Extract each line of the records below that contains the word "icon".

****

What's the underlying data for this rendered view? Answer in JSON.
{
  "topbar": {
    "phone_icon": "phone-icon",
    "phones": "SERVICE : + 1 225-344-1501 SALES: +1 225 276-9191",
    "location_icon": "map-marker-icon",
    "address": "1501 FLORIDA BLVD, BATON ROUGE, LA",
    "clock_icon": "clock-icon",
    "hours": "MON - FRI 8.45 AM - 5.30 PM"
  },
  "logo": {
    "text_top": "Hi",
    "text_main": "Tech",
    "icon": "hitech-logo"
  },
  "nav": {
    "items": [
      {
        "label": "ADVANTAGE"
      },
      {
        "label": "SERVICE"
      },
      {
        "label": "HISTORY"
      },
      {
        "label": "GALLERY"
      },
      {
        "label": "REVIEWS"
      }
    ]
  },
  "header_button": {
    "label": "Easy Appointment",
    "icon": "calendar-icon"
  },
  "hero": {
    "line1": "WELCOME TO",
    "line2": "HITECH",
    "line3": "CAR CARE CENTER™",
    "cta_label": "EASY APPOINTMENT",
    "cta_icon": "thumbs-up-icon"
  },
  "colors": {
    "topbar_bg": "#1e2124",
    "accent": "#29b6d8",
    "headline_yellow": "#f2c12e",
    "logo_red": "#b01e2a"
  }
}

****

- **THE ANSWER**
    "phone_icon": "phone-icon",
    "location_icon": "map-marker-icon",
    "clock_icon": "clock-icon",
    "icon": "hitech-logo"
    "icon": "calendar-icon"
    "cta_icon": "thumbs-up-icon"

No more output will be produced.